Exclude the pictures, then copy all remaining records exactly.

-- Begin RAW RECORDS --

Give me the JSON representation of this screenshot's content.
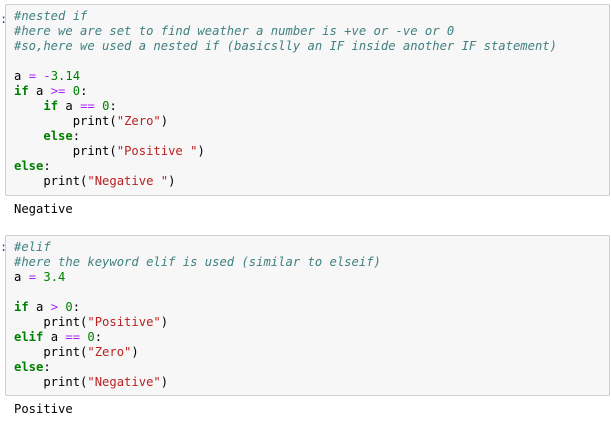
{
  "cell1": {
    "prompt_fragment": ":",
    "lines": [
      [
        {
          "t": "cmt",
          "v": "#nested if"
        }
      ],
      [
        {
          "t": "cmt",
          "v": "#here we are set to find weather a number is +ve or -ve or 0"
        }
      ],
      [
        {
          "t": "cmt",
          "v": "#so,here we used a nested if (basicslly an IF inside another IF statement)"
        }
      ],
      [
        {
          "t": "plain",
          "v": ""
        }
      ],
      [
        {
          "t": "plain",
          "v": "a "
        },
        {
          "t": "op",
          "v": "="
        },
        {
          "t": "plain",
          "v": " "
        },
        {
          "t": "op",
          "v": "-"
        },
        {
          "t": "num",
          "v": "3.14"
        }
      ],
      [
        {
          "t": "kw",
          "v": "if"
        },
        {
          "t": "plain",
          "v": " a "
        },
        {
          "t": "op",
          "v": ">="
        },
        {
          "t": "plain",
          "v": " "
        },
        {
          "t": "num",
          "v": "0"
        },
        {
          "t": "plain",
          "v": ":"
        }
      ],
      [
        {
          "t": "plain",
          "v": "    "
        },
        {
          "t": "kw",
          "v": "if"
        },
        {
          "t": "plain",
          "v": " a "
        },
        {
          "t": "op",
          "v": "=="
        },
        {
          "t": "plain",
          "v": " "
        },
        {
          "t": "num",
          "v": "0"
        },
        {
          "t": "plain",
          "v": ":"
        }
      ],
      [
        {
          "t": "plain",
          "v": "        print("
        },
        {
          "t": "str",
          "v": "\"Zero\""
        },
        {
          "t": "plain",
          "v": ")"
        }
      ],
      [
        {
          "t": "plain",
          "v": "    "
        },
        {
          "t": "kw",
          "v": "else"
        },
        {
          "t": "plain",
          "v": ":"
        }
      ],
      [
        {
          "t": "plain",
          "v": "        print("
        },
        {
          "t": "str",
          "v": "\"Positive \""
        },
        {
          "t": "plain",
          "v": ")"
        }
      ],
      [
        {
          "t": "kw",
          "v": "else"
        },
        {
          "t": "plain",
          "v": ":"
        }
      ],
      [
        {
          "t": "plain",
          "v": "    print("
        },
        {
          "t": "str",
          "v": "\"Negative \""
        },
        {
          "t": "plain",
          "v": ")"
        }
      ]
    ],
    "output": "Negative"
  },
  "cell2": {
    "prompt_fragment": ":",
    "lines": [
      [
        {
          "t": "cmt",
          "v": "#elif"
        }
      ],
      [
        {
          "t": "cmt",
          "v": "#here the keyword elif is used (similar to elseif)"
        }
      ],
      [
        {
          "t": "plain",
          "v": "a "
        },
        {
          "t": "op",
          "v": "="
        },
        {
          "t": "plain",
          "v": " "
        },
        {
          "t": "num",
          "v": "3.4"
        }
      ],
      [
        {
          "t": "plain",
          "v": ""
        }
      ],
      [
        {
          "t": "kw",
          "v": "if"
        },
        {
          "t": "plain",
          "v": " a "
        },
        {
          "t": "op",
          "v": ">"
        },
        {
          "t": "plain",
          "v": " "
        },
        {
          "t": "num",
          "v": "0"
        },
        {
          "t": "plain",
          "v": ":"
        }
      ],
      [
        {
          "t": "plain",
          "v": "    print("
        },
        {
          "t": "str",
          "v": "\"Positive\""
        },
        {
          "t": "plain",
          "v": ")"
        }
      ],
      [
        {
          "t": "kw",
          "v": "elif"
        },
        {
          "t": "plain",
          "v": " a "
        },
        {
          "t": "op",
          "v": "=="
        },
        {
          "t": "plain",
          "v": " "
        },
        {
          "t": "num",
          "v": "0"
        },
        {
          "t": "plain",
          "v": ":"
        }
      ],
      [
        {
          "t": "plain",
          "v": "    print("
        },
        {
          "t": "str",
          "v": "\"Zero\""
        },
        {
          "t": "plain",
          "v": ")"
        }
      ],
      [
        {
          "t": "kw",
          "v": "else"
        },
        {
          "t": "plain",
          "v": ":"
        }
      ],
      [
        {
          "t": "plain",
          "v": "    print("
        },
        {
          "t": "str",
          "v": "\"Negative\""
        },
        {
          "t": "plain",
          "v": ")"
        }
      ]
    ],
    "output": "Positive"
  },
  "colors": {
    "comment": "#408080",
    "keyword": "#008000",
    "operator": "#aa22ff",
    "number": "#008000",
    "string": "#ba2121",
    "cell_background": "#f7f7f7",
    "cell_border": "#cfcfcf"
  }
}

-- End RAW RECORDS --

RESPONSE TO THIS TASK -
Give me the JSON representation of this screenshot's content.
{
  "cell1": {
    "prompt_fragment": ":",
    "lines": [
      [
        {
          "t": "cmt",
          "v": "#nested if"
        }
      ],
      [
        {
          "t": "cmt",
          "v": "#here we are set to find weather a number is +ve or -ve or 0"
        }
      ],
      [
        {
          "t": "cmt",
          "v": "#so,here we used a nested if (basicslly an IF inside another IF statement)"
        }
      ],
      [
        {
          "t": "plain",
          "v": ""
        }
      ],
      [
        {
          "t": "plain",
          "v": "a "
        },
        {
          "t": "op",
          "v": "="
        },
        {
          "t": "plain",
          "v": " "
        },
        {
          "t": "op",
          "v": "-"
        },
        {
          "t": "num",
          "v": "3.14"
        }
      ],
      [
        {
          "t": "kw",
          "v": "if"
        },
        {
          "t": "plain",
          "v": " a "
        },
        {
          "t": "op",
          "v": ">="
        },
        {
          "t": "plain",
          "v": " "
        },
        {
          "t": "num",
          "v": "0"
        },
        {
          "t": "plain",
          "v": ":"
        }
      ],
      [
        {
          "t": "plain",
          "v": "    "
        },
        {
          "t": "kw",
          "v": "if"
        },
        {
          "t": "plain",
          "v": " a "
        },
        {
          "t": "op",
          "v": "=="
        },
        {
          "t": "plain",
          "v": " "
        },
        {
          "t": "num",
          "v": "0"
        },
        {
          "t": "plain",
          "v": ":"
        }
      ],
      [
        {
          "t": "plain",
          "v": "        print("
        },
        {
          "t": "str",
          "v": "\"Zero\""
        },
        {
          "t": "plain",
          "v": ")"
        }
      ],
      [
        {
          "t": "plain",
          "v": "    "
        },
        {
          "t": "kw",
          "v": "else"
        },
        {
          "t": "plain",
          "v": ":"
        }
      ],
      [
        {
          "t": "plain",
          "v": "        print("
        },
        {
          "t": "str",
          "v": "\"Positive \""
        },
        {
          "t": "plain",
          "v": ")"
        }
      ],
      [
        {
          "t": "kw",
          "v": "else"
        },
        {
          "t": "plain",
          "v": ":"
        }
      ],
      [
        {
          "t": "plain",
          "v": "    print("
        },
        {
          "t": "str",
          "v": "\"Negative \""
        },
        {
          "t": "plain",
          "v": ")"
        }
      ]
    ],
    "output": "Negative"
  },
  "cell2": {
    "prompt_fragment": ":",
    "lines": [
      [
        {
          "t": "cmt",
          "v": "#elif"
        }
      ],
      [
        {
          "t": "cmt",
          "v": "#here the keyword elif is used (similar to elseif)"
        }
      ],
      [
        {
          "t": "plain",
          "v": "a "
        },
        {
          "t": "op",
          "v": "="
        },
        {
          "t": "plain",
          "v": " "
        },
        {
          "t": "num",
          "v": "3.4"
        }
      ],
      [
        {
          "t": "plain",
          "v": ""
        }
      ],
      [
        {
          "t": "kw",
          "v": "if"
        },
        {
          "t": "plain",
          "v": " a "
        },
        {
          "t": "op",
          "v": ">"
        },
        {
          "t": "plain",
          "v": " "
        },
        {
          "t": "num",
          "v": "0"
        },
        {
          "t": "plain",
          "v": ":"
        }
      ],
      [
        {
          "t": "plain",
          "v": "    print("
        },
        {
          "t": "str",
          "v": "\"Positive\""
        },
        {
          "t": "plain",
          "v": ")"
        }
      ],
      [
        {
          "t": "kw",
          "v": "elif"
        },
        {
          "t": "plain",
          "v": " a "
        },
        {
          "t": "op",
          "v": "=="
        },
        {
          "t": "plain",
          "v": " "
        },
        {
          "t": "num",
          "v": "0"
        },
        {
          "t": "plain",
          "v": ":"
        }
      ],
      [
        {
          "t": "plain",
          "v": "    print("
        },
        {
          "t": "str",
          "v": "\"Zero\""
        },
        {
          "t": "plain",
          "v": ")"
        }
      ],
      [
        {
          "t": "kw",
          "v": "else"
        },
        {
          "t": "plain",
          "v": ":"
        }
      ],
      [
        {
          "t": "plain",
          "v": "    print("
        },
        {
          "t": "str",
          "v": "\"Negative\""
        },
        {
          "t": "plain",
          "v": ")"
        }
      ]
    ],
    "output": "Positive"
  },
  "colors": {
    "comment": "#408080",
    "keyword": "#008000",
    "operator": "#aa22ff",
    "number": "#008000",
    "string": "#ba2121",
    "cell_background": "#f7f7f7",
    "cell_border": "#cfcfcf"
  }
}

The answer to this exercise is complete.